(Records about charts and figures)
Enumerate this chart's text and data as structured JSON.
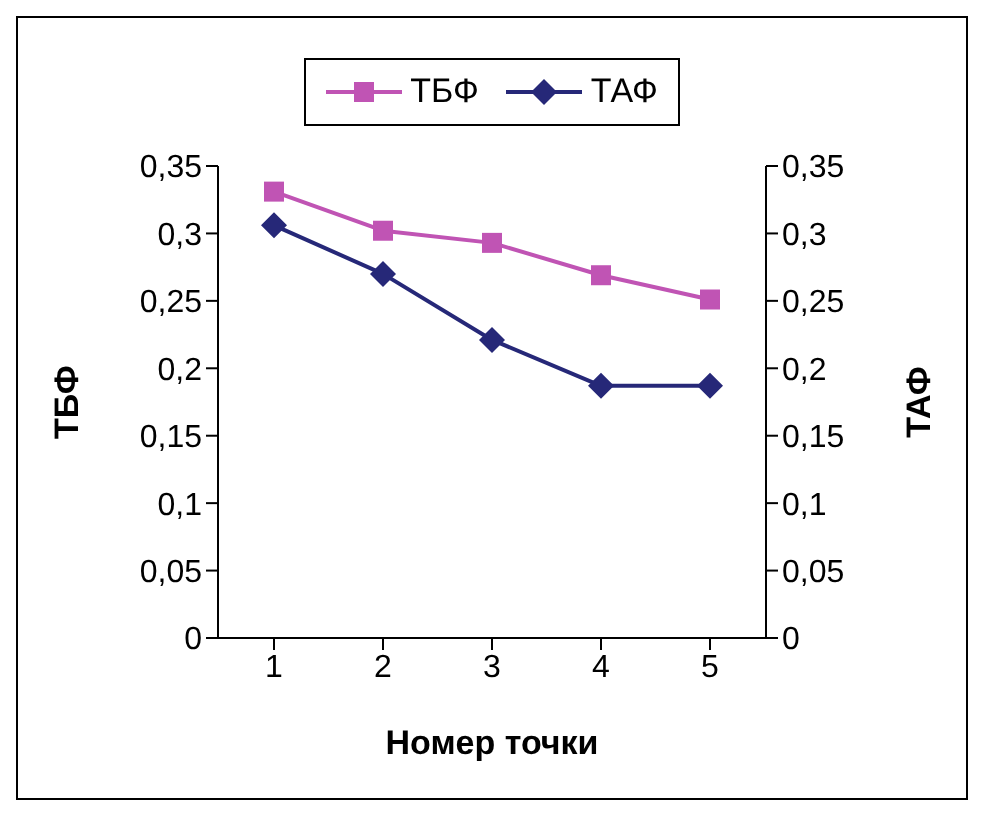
{
  "chart_data": {
    "type": "line",
    "xlabel": "Номер точки",
    "ylabel": "ТБФ",
    "y2label": "ТАФ",
    "categories": [
      "1",
      "2",
      "3",
      "4",
      "5"
    ],
    "series": [
      {
        "name": "ТБФ",
        "color": "#c054b4",
        "marker": "square",
        "values": [
          0.331,
          0.302,
          0.293,
          0.269,
          0.251
        ]
      },
      {
        "name": "ТАФ",
        "color": "#262878",
        "marker": "diamond",
        "axis": "y2",
        "values": [
          0.306,
          0.27,
          0.221,
          0.187,
          0.187
        ]
      }
    ],
    "ylim": [
      0,
      0.35
    ],
    "yticks": [
      {
        "value": 0,
        "label": "0"
      },
      {
        "value": 0.05,
        "label": "0,05"
      },
      {
        "value": 0.1,
        "label": "0,1"
      },
      {
        "value": 0.15,
        "label": "0,15"
      },
      {
        "value": 0.2,
        "label": "0,2"
      },
      {
        "value": 0.25,
        "label": "0,25"
      },
      {
        "value": 0.3,
        "label": "0,3"
      },
      {
        "value": 0.35,
        "label": "0,35"
      }
    ],
    "y2lim": [
      0,
      0.35
    ],
    "y2ticks": [
      {
        "value": 0,
        "label": "0"
      },
      {
        "value": 0.05,
        "label": "0,05"
      },
      {
        "value": 0.1,
        "label": "0,1"
      },
      {
        "value": 0.15,
        "label": "0,15"
      },
      {
        "value": 0.2,
        "label": "0,2"
      },
      {
        "value": 0.25,
        "label": "0,25"
      },
      {
        "value": 0.3,
        "label": "0,3"
      },
      {
        "value": 0.35,
        "label": "0,35"
      }
    ],
    "grid": false,
    "legend": "top",
    "line_style": "solid"
  }
}
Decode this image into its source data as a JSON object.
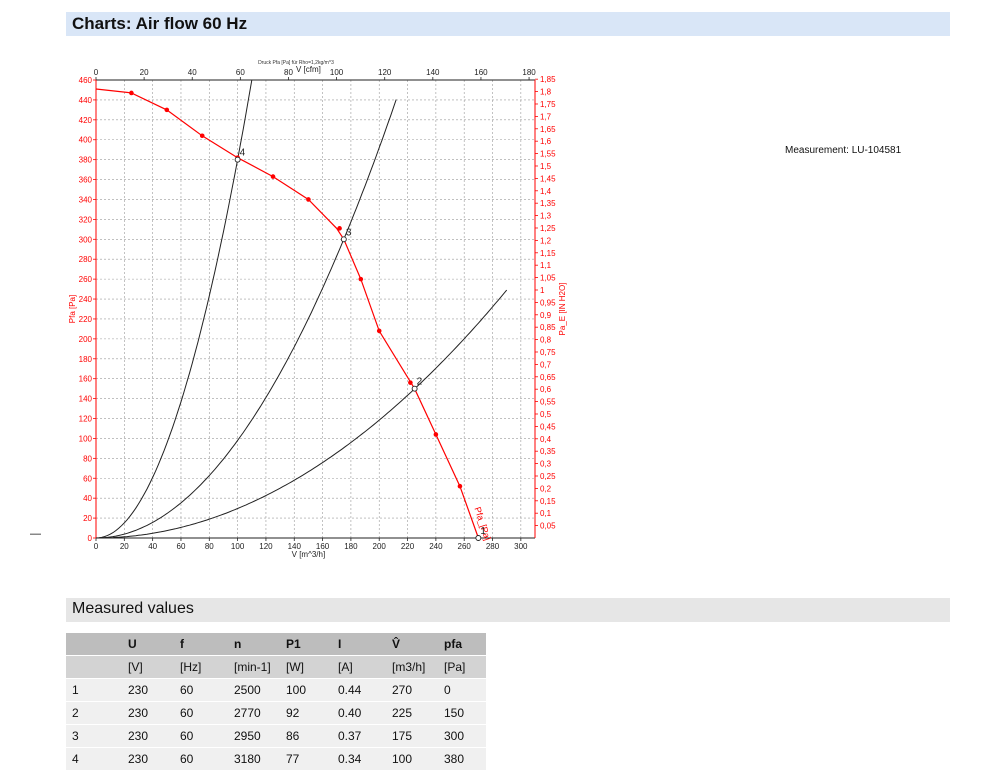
{
  "header": {
    "title": "Charts: Air flow 60 Hz"
  },
  "measurement_note": "Measurement: LU-104581",
  "left_mark": "—",
  "chart_data": {
    "type": "line",
    "title": "Druck Pfa [Pa] für Rho=1,2kg/m^3",
    "xlabel": "V [m^3/h]",
    "xlabel_top": "V [cfm]",
    "ylabel": "Pfa [Pa]",
    "ylabel_right": "Pa_E [IN H2O]",
    "xlim": [
      0,
      310
    ],
    "ylim": [
      0,
      460
    ],
    "x_ticks": [
      "0",
      "20",
      "40",
      "60",
      "80",
      "100",
      "120",
      "140",
      "160",
      "180",
      "200",
      "220",
      "240",
      "260",
      "280",
      "300"
    ],
    "y_ticks": [
      "0",
      "20",
      "40",
      "60",
      "80",
      "100",
      "120",
      "140",
      "160",
      "180",
      "200",
      "220",
      "240",
      "260",
      "280",
      "300",
      "320",
      "340",
      "360",
      "380",
      "400",
      "420",
      "440",
      "460"
    ],
    "top_axis": {
      "factor": 0.5886,
      "ticks": [
        "0",
        "20",
        "40",
        "60",
        "80",
        "100",
        "120",
        "140",
        "160",
        "180"
      ]
    },
    "right_axis": {
      "factor": 0.0040146,
      "ticks": [
        "0,05",
        "0,1",
        "0,15",
        "0,2",
        "0,25",
        "0,3",
        "0,35",
        "0,4",
        "0,45",
        "0,5",
        "0,55",
        "0,6",
        "0,65",
        "0,7",
        "0,75",
        "0,8",
        "0,85",
        "0,9",
        "0,95",
        "1",
        "1,05",
        "1,1",
        "1,15",
        "1,2",
        "1,25",
        "1,3",
        "1,35",
        "1,4",
        "1,45",
        "1,5",
        "1,55",
        "1,6",
        "1,65",
        "1,7",
        "1,75",
        "1,8",
        "1,85"
      ]
    },
    "grid": true,
    "colors": {
      "fan_curve": "#ff0000",
      "system_curve": "#222222",
      "axis_red": "#ff0000"
    },
    "fan_curve": {
      "name": "Pfa_[Pa]",
      "points": [
        {
          "x": 0,
          "y": 451
        },
        {
          "x": 25,
          "y": 447
        },
        {
          "x": 50,
          "y": 430
        },
        {
          "x": 75,
          "y": 404
        },
        {
          "x": 100,
          "y": 382
        },
        {
          "x": 125,
          "y": 363
        },
        {
          "x": 150,
          "y": 340
        },
        {
          "x": 170,
          "y": 311
        },
        {
          "x": 175,
          "y": 300
        },
        {
          "x": 187,
          "y": 260
        },
        {
          "x": 200,
          "y": 208
        },
        {
          "x": 225,
          "y": 150
        },
        {
          "x": 240,
          "y": 104
        },
        {
          "x": 257,
          "y": 52
        },
        {
          "x": 270,
          "y": 0
        }
      ],
      "markers": [
        {
          "x": 25,
          "y": 447
        },
        {
          "x": 50,
          "y": 430
        },
        {
          "x": 75,
          "y": 404
        },
        {
          "x": 100,
          "y": 382
        },
        {
          "x": 125,
          "y": 363
        },
        {
          "x": 150,
          "y": 340
        },
        {
          "x": 172,
          "y": 311
        },
        {
          "x": 187,
          "y": 260
        },
        {
          "x": 200,
          "y": 208
        },
        {
          "x": 222,
          "y": 156
        },
        {
          "x": 240,
          "y": 104
        },
        {
          "x": 257,
          "y": 52
        }
      ]
    },
    "system_curves": [
      {
        "k": 0.038,
        "xmax": 110
      },
      {
        "k": 0.0098,
        "xmax": 213
      },
      {
        "k": 0.00296,
        "xmax": 290
      }
    ],
    "operating_points": [
      {
        "label": "1",
        "x": 270,
        "y": 0
      },
      {
        "label": "2",
        "x": 225,
        "y": 150
      },
      {
        "label": "3",
        "x": 175,
        "y": 300
      },
      {
        "label": "4",
        "x": 100,
        "y": 380
      }
    ]
  },
  "measured": {
    "title": "Measured values",
    "columns": [
      {
        "name": "",
        "unit": ""
      },
      {
        "name": "U",
        "unit": "[V]"
      },
      {
        "name": "f",
        "unit": "[Hz]"
      },
      {
        "name": "n",
        "unit": "[min-1]"
      },
      {
        "name": "P1",
        "unit": "[W]"
      },
      {
        "name": "I",
        "unit": "[A]"
      },
      {
        "name": "V̂",
        "unit": "[m3/h]"
      },
      {
        "name": "pfa",
        "unit": "[Pa]"
      }
    ],
    "rows": [
      [
        "1",
        "230",
        "60",
        "2500",
        "100",
        "0.44",
        "270",
        "0"
      ],
      [
        "2",
        "230",
        "60",
        "2770",
        "92",
        "0.40",
        "225",
        "150"
      ],
      [
        "3",
        "230",
        "60",
        "2950",
        "86",
        "0.37",
        "175",
        "300"
      ],
      [
        "4",
        "230",
        "60",
        "3180",
        "77",
        "0.34",
        "100",
        "380"
      ]
    ]
  }
}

The task: Transcribe all of the material exactly, leaving out whatever pictures it contains.

Full output:
Enumerate this chart's text and data as structured JSON.
{
  "chart_data": {
    "type": "line",
    "xlabel": "Номер точки",
    "ylabel": "ТБФ",
    "y2label": "ТАФ",
    "categories": [
      "1",
      "2",
      "3",
      "4",
      "5"
    ],
    "series": [
      {
        "name": "ТБФ",
        "color": "#c054b4",
        "marker": "square",
        "values": [
          0.331,
          0.302,
          0.293,
          0.269,
          0.251
        ]
      },
      {
        "name": "ТАФ",
        "color": "#262878",
        "marker": "diamond",
        "axis": "y2",
        "values": [
          0.306,
          0.27,
          0.221,
          0.187,
          0.187
        ]
      }
    ],
    "ylim": [
      0,
      0.35
    ],
    "yticks": [
      {
        "value": 0,
        "label": "0"
      },
      {
        "value": 0.05,
        "label": "0,05"
      },
      {
        "value": 0.1,
        "label": "0,1"
      },
      {
        "value": 0.15,
        "label": "0,15"
      },
      {
        "value": 0.2,
        "label": "0,2"
      },
      {
        "value": 0.25,
        "label": "0,25"
      },
      {
        "value": 0.3,
        "label": "0,3"
      },
      {
        "value": 0.35,
        "label": "0,35"
      }
    ],
    "y2lim": [
      0,
      0.35
    ],
    "y2ticks": [
      {
        "value": 0,
        "label": "0"
      },
      {
        "value": 0.05,
        "label": "0,05"
      },
      {
        "value": 0.1,
        "label": "0,1"
      },
      {
        "value": 0.15,
        "label": "0,15"
      },
      {
        "value": 0.2,
        "label": "0,2"
      },
      {
        "value": 0.25,
        "label": "0,25"
      },
      {
        "value": 0.3,
        "label": "0,3"
      },
      {
        "value": 0.35,
        "label": "0,35"
      }
    ],
    "grid": false,
    "legend": "top",
    "line_style": "solid"
  }
}
Decode this image into its source data as a JSON object.
{
  "header": {
    "title": "Charts: Air flow 60 Hz"
  },
  "measurement_note": "Measurement: LU-104581",
  "left_mark": "—",
  "chart_data": {
    "type": "line",
    "title": "Druck Pfa [Pa] für Rho=1,2kg/m^3",
    "xlabel": "V [m^3/h]",
    "xlabel_top": "V [cfm]",
    "ylabel": "Pfa [Pa]",
    "ylabel_right": "Pa_E [IN H2O]",
    "xlim": [
      0,
      310
    ],
    "ylim": [
      0,
      460
    ],
    "x_ticks": [
      "0",
      "20",
      "40",
      "60",
      "80",
      "100",
      "120",
      "140",
      "160",
      "180",
      "200",
      "220",
      "240",
      "260",
      "280",
      "300"
    ],
    "y_ticks": [
      "0",
      "20",
      "40",
      "60",
      "80",
      "100",
      "120",
      "140",
      "160",
      "180",
      "200",
      "220",
      "240",
      "260",
      "280",
      "300",
      "320",
      "340",
      "360",
      "380",
      "400",
      "420",
      "440",
      "460"
    ],
    "top_axis": {
      "factor": 0.5886,
      "ticks": [
        "0",
        "20",
        "40",
        "60",
        "80",
        "100",
        "120",
        "140",
        "160",
        "180"
      ]
    },
    "right_axis": {
      "factor": 0.0040146,
      "ticks": [
        "0,05",
        "0,1",
        "0,15",
        "0,2",
        "0,25",
        "0,3",
        "0,35",
        "0,4",
        "0,45",
        "0,5",
        "0,55",
        "0,6",
        "0,65",
        "0,7",
        "0,75",
        "0,8",
        "0,85",
        "0,9",
        "0,95",
        "1",
        "1,05",
        "1,1",
        "1,15",
        "1,2",
        "1,25",
        "1,3",
        "1,35",
        "1,4",
        "1,45",
        "1,5",
        "1,55",
        "1,6",
        "1,65",
        "1,7",
        "1,75",
        "1,8",
        "1,85"
      ]
    },
    "grid": true,
    "colors": {
      "fan_curve": "#ff0000",
      "system_curve": "#222222",
      "axis_red": "#ff0000"
    },
    "fan_curve": {
      "name": "Pfa_[Pa]",
      "points": [
        {
          "x": 0,
          "y": 451
        },
        {
          "x": 25,
          "y": 447
        },
        {
          "x": 50,
          "y": 430
        },
        {
          "x": 75,
          "y": 404
        },
        {
          "x": 100,
          "y": 382
        },
        {
          "x": 125,
          "y": 363
        },
        {
          "x": 150,
          "y": 340
        },
        {
          "x": 170,
          "y": 311
        },
        {
          "x": 175,
          "y": 300
        },
        {
          "x": 187,
          "y": 260
        },
        {
          "x": 200,
          "y": 208
        },
        {
          "x": 225,
          "y": 150
        },
        {
          "x": 240,
          "y": 104
        },
        {
          "x": 257,
          "y": 52
        },
        {
          "x": 270,
          "y": 0
        }
      ],
      "markers": [
        {
          "x": 25,
          "y": 447
        },
        {
          "x": 50,
          "y": 430
        },
        {
          "x": 75,
          "y": 404
        },
        {
          "x": 100,
          "y": 382
        },
        {
          "x": 125,
          "y": 363
        },
        {
          "x": 150,
          "y": 340
        },
        {
          "x": 172,
          "y": 311
        },
        {
          "x": 187,
          "y": 260
        },
        {
          "x": 200,
          "y": 208
        },
        {
          "x": 222,
          "y": 156
        },
        {
          "x": 240,
          "y": 104
        },
        {
          "x": 257,
          "y": 52
        }
      ]
    },
    "system_curves": [
      {
        "k": 0.038,
        "xmax": 110
      },
      {
        "k": 0.0098,
        "xmax": 213
      },
      {
        "k": 0.00296,
        "xmax": 290
      }
    ],
    "operating_points": [
      {
        "label": "1",
        "x": 270,
        "y": 0
      },
      {
        "label": "2",
        "x": 225,
        "y": 150
      },
      {
        "label": "3",
        "x": 175,
        "y": 300
      },
      {
        "label": "4",
        "x": 100,
        "y": 380
      }
    ]
  },
  "measured": {
    "title": "Measured values",
    "columns": [
      {
        "name": "",
        "unit": ""
      },
      {
        "name": "U",
        "unit": "[V]"
      },
      {
        "name": "f",
        "unit": "[Hz]"
      },
      {
        "name": "n",
        "unit": "[min-1]"
      },
      {
        "name": "P1",
        "unit": "[W]"
      },
      {
        "name": "I",
        "unit": "[A]"
      },
      {
        "name": "V̂",
        "unit": "[m3/h]"
      },
      {
        "name": "pfa",
        "unit": "[Pa]"
      }
    ],
    "rows": [
      [
        "1",
        "230",
        "60",
        "2500",
        "100",
        "0.44",
        "270",
        "0"
      ],
      [
        "2",
        "230",
        "60",
        "2770",
        "92",
        "0.40",
        "225",
        "150"
      ],
      [
        "3",
        "230",
        "60",
        "2950",
        "86",
        "0.37",
        "175",
        "300"
      ],
      [
        "4",
        "230",
        "60",
        "3180",
        "77",
        "0.34",
        "100",
        "380"
      ]
    ]
  }
}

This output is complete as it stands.